* _Requirement_
Scan the data below. Pull out each line where "InShop" occurs.
********
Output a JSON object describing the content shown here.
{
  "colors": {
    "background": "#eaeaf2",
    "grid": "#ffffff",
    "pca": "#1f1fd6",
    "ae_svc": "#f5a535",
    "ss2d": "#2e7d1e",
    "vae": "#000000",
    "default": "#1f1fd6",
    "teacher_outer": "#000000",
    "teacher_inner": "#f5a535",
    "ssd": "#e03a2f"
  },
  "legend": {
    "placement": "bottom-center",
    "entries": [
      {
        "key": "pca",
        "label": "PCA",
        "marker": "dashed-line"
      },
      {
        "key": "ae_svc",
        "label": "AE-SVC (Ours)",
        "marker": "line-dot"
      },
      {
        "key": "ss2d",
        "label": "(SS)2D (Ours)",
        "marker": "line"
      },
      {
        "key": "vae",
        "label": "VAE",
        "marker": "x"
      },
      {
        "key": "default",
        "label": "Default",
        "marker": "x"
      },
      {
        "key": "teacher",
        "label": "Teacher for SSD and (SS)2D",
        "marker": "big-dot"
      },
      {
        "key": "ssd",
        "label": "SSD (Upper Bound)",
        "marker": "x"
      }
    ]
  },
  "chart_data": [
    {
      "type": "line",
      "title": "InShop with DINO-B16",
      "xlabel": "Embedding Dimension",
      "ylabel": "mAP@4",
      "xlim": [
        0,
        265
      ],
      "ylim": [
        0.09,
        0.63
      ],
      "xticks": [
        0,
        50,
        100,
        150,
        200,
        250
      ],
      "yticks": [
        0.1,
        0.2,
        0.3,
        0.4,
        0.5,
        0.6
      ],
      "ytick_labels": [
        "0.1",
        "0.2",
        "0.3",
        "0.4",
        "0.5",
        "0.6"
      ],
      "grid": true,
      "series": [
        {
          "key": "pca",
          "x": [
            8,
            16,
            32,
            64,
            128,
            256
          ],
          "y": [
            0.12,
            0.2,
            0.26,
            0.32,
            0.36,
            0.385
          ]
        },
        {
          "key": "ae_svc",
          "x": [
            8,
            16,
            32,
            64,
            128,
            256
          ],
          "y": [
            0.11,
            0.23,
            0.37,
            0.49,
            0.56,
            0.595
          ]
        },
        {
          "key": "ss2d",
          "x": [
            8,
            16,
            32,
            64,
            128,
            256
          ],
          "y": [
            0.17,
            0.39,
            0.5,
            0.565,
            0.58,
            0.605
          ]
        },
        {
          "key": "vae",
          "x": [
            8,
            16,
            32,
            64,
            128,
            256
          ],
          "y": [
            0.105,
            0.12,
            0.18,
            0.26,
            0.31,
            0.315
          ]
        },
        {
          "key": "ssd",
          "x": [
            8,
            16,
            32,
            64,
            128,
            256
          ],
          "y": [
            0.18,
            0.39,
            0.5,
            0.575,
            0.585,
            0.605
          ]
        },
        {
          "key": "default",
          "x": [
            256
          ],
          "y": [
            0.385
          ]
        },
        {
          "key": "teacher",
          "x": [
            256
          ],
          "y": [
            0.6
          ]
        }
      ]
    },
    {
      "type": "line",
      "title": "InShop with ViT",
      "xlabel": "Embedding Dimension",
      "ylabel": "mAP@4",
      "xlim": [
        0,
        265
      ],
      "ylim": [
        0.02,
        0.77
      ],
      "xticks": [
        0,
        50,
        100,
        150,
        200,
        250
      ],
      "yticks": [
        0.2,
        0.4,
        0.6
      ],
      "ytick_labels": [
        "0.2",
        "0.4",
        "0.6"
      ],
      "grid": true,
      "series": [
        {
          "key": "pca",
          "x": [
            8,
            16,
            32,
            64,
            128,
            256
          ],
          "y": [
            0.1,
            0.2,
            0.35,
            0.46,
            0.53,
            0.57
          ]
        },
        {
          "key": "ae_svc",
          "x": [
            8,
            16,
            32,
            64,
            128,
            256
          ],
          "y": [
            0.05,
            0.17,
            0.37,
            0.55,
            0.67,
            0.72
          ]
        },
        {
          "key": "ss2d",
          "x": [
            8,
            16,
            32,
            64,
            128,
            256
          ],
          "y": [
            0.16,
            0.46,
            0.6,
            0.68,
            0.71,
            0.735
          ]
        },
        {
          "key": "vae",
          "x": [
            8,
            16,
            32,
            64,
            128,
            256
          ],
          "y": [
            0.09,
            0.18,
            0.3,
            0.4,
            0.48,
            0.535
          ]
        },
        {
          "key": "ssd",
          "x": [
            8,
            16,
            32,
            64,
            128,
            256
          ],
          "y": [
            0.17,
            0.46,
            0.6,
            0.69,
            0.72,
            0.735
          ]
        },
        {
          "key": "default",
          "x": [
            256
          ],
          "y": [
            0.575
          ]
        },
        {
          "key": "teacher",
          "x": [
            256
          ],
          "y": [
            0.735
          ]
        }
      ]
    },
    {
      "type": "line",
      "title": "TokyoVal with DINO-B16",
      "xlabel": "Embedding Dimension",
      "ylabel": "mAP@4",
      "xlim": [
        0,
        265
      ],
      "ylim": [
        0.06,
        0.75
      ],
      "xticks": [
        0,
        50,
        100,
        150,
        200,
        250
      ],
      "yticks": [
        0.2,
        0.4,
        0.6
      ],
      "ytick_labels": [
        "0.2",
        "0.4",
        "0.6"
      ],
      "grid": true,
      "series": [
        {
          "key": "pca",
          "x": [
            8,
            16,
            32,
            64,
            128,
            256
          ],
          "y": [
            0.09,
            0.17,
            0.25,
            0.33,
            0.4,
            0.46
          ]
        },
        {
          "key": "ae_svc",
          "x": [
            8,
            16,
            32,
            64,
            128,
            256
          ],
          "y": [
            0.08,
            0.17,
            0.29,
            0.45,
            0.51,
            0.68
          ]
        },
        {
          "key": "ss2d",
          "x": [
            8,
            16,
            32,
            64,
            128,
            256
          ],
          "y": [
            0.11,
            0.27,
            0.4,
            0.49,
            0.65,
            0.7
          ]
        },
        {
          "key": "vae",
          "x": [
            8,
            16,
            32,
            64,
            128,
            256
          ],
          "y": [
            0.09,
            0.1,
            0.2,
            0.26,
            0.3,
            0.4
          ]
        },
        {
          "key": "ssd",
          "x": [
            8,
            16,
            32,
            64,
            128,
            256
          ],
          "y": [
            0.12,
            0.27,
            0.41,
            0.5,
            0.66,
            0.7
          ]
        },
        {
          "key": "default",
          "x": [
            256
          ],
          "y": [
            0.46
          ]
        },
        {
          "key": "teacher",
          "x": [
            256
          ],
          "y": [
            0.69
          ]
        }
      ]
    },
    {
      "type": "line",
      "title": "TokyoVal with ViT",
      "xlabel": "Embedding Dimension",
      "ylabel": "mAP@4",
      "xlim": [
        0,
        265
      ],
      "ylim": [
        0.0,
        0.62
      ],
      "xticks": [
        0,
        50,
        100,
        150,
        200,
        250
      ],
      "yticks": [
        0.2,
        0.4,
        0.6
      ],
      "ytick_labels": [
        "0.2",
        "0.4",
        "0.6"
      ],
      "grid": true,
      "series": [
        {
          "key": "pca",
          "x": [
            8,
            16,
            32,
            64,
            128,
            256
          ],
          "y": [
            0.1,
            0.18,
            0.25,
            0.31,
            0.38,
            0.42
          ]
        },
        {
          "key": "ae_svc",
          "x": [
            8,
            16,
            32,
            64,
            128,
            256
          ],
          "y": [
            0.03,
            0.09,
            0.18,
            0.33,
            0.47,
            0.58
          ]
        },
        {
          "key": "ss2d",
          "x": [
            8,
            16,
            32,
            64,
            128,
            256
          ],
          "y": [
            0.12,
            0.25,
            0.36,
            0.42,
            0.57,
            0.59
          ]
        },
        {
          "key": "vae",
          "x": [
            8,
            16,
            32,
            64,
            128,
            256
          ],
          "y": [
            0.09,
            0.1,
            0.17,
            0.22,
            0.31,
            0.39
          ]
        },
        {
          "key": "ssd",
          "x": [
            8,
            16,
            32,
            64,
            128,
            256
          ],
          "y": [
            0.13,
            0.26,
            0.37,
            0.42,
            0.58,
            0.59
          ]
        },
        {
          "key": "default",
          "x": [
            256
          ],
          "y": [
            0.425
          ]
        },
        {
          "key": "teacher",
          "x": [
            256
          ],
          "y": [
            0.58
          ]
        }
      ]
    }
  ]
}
********
* _The result_
      "title": "InShop with DINO-B16",
      "title": "InShop with ViT",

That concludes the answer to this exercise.